### Challenge:
Copy each line that contains the word "JSON".

(Stored data)
######
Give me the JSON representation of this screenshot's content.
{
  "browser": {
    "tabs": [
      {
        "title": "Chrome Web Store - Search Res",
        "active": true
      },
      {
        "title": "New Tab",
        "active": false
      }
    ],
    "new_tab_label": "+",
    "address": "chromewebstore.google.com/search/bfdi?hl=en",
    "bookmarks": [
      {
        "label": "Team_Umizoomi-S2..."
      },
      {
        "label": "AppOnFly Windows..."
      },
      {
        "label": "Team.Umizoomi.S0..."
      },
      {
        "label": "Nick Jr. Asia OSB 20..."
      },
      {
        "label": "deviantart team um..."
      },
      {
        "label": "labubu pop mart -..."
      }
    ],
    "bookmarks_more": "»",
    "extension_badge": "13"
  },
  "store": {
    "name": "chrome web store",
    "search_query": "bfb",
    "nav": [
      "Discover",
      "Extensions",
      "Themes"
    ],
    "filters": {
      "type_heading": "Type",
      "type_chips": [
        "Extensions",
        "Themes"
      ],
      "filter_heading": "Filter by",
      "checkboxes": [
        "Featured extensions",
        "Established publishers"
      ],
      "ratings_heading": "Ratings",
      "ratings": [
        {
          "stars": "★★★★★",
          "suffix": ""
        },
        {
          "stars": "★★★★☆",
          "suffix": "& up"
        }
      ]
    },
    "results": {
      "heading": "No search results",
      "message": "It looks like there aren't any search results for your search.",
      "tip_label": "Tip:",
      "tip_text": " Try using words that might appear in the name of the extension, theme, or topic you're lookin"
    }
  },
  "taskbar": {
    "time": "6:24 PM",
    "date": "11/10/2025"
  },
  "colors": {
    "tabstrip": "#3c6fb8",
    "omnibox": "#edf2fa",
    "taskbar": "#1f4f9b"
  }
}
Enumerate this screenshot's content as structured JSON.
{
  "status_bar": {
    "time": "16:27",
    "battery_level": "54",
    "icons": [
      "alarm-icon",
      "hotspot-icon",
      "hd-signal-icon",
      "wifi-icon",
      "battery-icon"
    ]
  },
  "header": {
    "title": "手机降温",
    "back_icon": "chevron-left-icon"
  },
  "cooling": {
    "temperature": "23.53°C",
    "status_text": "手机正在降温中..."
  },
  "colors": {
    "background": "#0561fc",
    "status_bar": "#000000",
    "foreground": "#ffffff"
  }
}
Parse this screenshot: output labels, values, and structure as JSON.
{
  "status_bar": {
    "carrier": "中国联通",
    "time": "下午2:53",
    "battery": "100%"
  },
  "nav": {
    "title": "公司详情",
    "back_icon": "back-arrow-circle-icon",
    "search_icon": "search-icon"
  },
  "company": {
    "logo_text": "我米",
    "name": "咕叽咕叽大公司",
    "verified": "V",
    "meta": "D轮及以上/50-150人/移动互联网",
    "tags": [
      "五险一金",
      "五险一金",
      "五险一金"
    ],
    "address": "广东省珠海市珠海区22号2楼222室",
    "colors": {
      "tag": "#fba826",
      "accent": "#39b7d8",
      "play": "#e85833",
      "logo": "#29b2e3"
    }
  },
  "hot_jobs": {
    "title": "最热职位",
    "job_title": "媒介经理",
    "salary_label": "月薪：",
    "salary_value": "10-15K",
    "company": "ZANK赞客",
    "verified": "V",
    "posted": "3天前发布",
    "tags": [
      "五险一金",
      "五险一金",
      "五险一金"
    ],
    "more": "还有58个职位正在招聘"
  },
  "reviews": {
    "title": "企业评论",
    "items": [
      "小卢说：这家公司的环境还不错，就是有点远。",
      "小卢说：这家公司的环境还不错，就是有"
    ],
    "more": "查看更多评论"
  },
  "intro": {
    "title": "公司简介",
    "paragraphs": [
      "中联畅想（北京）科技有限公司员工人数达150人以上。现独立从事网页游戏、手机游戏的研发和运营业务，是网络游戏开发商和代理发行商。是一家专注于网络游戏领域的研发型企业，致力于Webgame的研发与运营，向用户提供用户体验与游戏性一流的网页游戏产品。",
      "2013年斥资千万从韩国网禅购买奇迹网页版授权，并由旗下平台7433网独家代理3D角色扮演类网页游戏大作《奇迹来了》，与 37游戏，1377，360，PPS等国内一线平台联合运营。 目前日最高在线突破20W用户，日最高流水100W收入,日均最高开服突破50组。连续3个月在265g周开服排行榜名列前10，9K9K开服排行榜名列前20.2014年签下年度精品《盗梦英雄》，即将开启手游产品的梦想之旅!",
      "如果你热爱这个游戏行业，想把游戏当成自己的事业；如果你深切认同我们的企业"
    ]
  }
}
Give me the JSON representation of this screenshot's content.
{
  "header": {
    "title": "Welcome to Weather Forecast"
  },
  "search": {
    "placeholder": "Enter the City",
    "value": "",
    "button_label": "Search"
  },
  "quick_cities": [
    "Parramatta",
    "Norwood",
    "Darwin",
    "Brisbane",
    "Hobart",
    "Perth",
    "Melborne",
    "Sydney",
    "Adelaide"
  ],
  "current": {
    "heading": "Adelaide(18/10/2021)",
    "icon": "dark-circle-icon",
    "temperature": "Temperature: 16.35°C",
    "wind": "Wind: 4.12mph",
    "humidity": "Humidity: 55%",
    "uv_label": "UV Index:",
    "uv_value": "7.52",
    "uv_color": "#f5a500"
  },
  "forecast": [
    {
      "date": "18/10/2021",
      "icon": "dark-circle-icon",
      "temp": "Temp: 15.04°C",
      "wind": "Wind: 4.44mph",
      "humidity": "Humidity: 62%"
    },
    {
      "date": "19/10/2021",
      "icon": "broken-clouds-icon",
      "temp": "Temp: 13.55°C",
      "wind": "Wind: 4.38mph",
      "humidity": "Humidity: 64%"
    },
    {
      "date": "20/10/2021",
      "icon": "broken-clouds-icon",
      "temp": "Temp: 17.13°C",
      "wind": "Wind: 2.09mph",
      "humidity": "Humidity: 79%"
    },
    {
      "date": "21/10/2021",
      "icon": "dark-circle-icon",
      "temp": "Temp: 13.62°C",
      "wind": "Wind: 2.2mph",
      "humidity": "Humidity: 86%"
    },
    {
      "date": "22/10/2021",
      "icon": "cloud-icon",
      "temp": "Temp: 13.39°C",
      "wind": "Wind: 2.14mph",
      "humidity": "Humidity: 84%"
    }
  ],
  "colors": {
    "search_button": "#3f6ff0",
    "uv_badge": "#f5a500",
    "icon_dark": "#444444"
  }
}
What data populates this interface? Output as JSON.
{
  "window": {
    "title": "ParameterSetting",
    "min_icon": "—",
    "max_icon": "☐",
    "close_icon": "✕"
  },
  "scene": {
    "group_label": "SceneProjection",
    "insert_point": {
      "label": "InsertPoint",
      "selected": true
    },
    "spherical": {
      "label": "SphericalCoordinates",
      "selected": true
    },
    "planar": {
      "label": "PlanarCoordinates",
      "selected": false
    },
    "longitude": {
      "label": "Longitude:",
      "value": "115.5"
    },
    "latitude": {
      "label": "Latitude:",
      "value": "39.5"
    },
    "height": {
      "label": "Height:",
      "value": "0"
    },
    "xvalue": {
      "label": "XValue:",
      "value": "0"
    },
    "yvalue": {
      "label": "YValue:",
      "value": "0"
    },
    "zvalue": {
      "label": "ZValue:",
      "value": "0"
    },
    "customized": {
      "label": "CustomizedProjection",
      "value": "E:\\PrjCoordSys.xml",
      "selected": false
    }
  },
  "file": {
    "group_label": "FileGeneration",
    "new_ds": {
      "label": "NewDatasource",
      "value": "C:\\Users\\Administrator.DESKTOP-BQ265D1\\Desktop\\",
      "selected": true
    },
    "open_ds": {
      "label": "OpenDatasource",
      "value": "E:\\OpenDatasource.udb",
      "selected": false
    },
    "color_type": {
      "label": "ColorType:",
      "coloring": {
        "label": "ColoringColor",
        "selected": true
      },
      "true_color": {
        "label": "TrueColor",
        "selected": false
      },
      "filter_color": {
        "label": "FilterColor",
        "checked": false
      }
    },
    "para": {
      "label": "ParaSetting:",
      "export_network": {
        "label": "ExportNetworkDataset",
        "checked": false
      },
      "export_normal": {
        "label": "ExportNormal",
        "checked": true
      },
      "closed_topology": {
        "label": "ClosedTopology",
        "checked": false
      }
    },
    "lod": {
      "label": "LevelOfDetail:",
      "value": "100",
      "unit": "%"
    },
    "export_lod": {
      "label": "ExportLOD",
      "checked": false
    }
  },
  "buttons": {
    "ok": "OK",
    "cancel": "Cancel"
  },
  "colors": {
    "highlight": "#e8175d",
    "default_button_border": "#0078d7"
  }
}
######
### Solved problem:
Give me the JSON representation of this screenshot's content.
Enumerate this screenshot's content as structured JSON.
Parse this screenshot: output labels, values, and structure as JSON.
Give me the JSON representation of this screenshot's content.
What data populates this interface? Output as JSON.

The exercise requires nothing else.